• **THE PROBLEM**:
Your task is to repeat the entries underneath exactly, minus the pictures.

• **EXERCISE INPUTS**:
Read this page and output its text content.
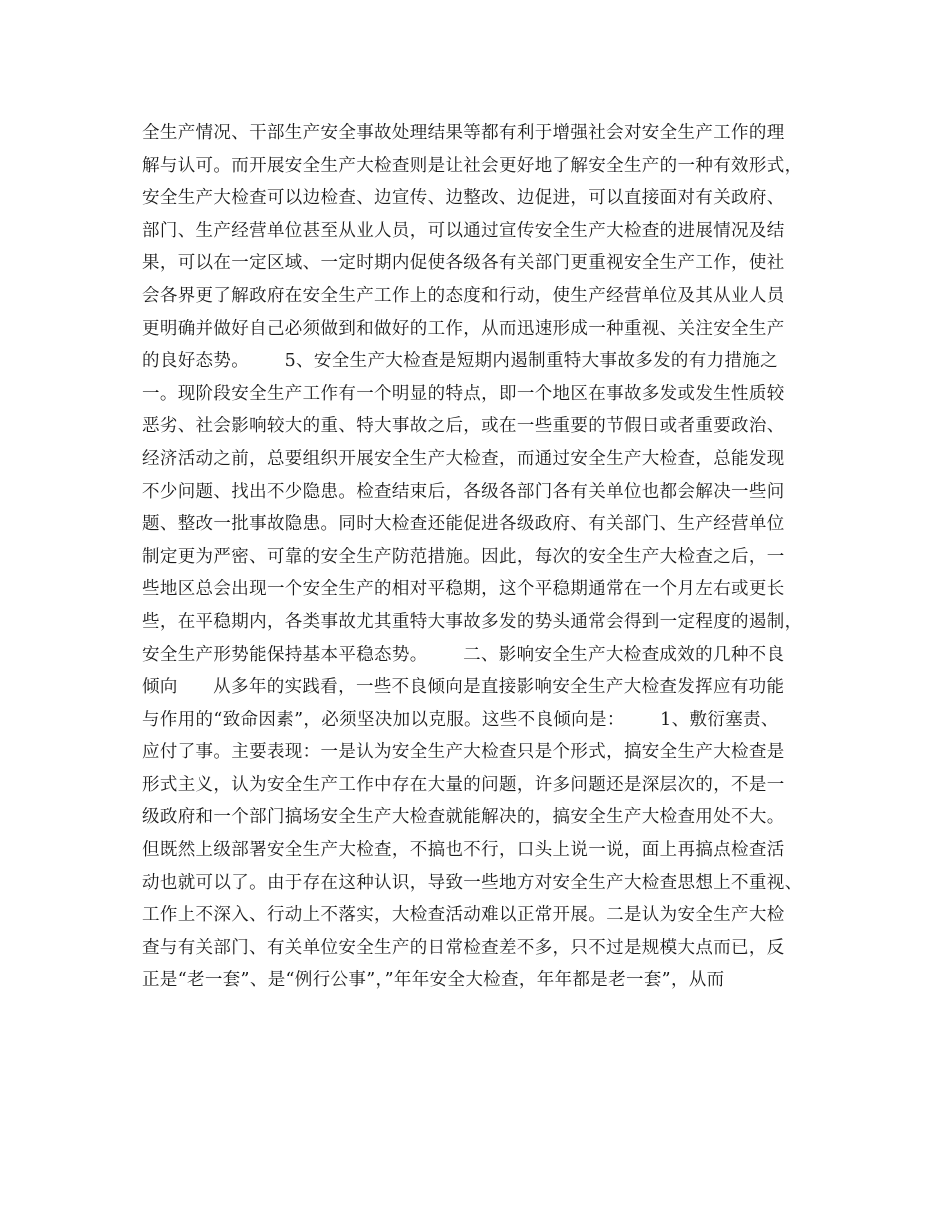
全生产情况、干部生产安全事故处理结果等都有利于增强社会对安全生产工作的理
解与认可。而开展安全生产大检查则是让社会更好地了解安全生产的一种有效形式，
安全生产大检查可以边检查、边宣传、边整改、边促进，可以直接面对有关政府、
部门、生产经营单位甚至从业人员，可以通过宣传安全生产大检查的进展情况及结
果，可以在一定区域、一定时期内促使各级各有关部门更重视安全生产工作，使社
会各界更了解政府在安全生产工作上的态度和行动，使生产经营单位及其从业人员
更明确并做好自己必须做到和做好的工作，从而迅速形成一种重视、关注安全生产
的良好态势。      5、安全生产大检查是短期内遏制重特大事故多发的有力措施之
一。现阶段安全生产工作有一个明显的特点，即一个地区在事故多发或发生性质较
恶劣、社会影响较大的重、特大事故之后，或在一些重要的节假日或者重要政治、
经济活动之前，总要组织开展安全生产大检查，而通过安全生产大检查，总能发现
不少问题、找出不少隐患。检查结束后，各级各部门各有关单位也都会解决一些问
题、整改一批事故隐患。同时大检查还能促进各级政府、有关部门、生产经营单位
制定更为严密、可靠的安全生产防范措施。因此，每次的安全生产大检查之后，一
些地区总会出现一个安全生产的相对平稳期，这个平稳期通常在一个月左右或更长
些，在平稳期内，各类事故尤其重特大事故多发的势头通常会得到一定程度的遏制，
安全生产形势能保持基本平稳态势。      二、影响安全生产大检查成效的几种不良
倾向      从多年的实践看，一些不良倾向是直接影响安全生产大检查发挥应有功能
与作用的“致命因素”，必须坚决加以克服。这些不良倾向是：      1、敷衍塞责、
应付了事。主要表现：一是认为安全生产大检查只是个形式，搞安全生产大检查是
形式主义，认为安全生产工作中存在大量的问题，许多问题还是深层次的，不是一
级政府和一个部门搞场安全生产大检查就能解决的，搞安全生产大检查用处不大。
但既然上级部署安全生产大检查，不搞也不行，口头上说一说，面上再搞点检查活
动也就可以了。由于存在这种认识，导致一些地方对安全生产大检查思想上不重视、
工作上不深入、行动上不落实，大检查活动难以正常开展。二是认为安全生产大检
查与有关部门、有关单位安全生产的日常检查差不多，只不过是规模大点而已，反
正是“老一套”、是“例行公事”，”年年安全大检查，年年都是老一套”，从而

• **TASK ANSWER**:
Read this page and output its text content.
全生产情况、干部生产安全事故处理结果等都有利于增强社会对安全生产工作的理
解与认可。而开展安全生产大检查则是让社会更好地了解安全生产的一种有效形式，
安全生产大检查可以边检查、边宣传、边整改、边促进，可以直接面对有关政府、
部门、生产经营单位甚至从业人员，可以通过宣传安全生产大检查的进展情况及结
果，可以在一定区域、一定时期内促使各级各有关部门更重视安全生产工作，使社
会各界更了解政府在安全生产工作上的态度和行动，使生产经营单位及其从业人员
更明确并做好自己必须做到和做好的工作，从而迅速形成一种重视、关注安全生产
的良好态势。      5、安全生产大检查是短期内遏制重特大事故多发的有力措施之
一。现阶段安全生产工作有一个明显的特点，即一个地区在事故多发或发生性质较
恶劣、社会影响较大的重、特大事故之后，或在一些重要的节假日或者重要政治、
经济活动之前，总要组织开展安全生产大检查，而通过安全生产大检查，总能发现
不少问题、找出不少隐患。检查结束后，各级各部门各有关单位也都会解决一些问
题、整改一批事故隐患。同时大检查还能促进各级政府、有关部门、生产经营单位
制定更为严密、可靠的安全生产防范措施。因此，每次的安全生产大检查之后，一
些地区总会出现一个安全生产的相对平稳期，这个平稳期通常在一个月左右或更长
些，在平稳期内，各类事故尤其重特大事故多发的势头通常会得到一定程度的遏制，
安全生产形势能保持基本平稳态势。      二、影响安全生产大检查成效的几种不良
倾向      从多年的实践看，一些不良倾向是直接影响安全生产大检查发挥应有功能
与作用的“致命因素”，必须坚决加以克服。这些不良倾向是：      1、敷衍塞责、
应付了事。主要表现：一是认为安全生产大检查只是个形式，搞安全生产大检查是
形式主义，认为安全生产工作中存在大量的问题，许多问题还是深层次的，不是一
级政府和一个部门搞场安全生产大检查就能解决的，搞安全生产大检查用处不大。
但既然上级部署安全生产大检查，不搞也不行，口头上说一说，面上再搞点检查活
动也就可以了。由于存在这种认识，导致一些地方对安全生产大检查思想上不重视、
工作上不深入、行动上不落实，大检查活动难以正常开展。二是认为安全生产大检
查与有关部门、有关单位安全生产的日常检查差不多，只不过是规模大点而已，反
正是“老一套”、是“例行公事”，”年年安全大检查，年年都是老一套”，从而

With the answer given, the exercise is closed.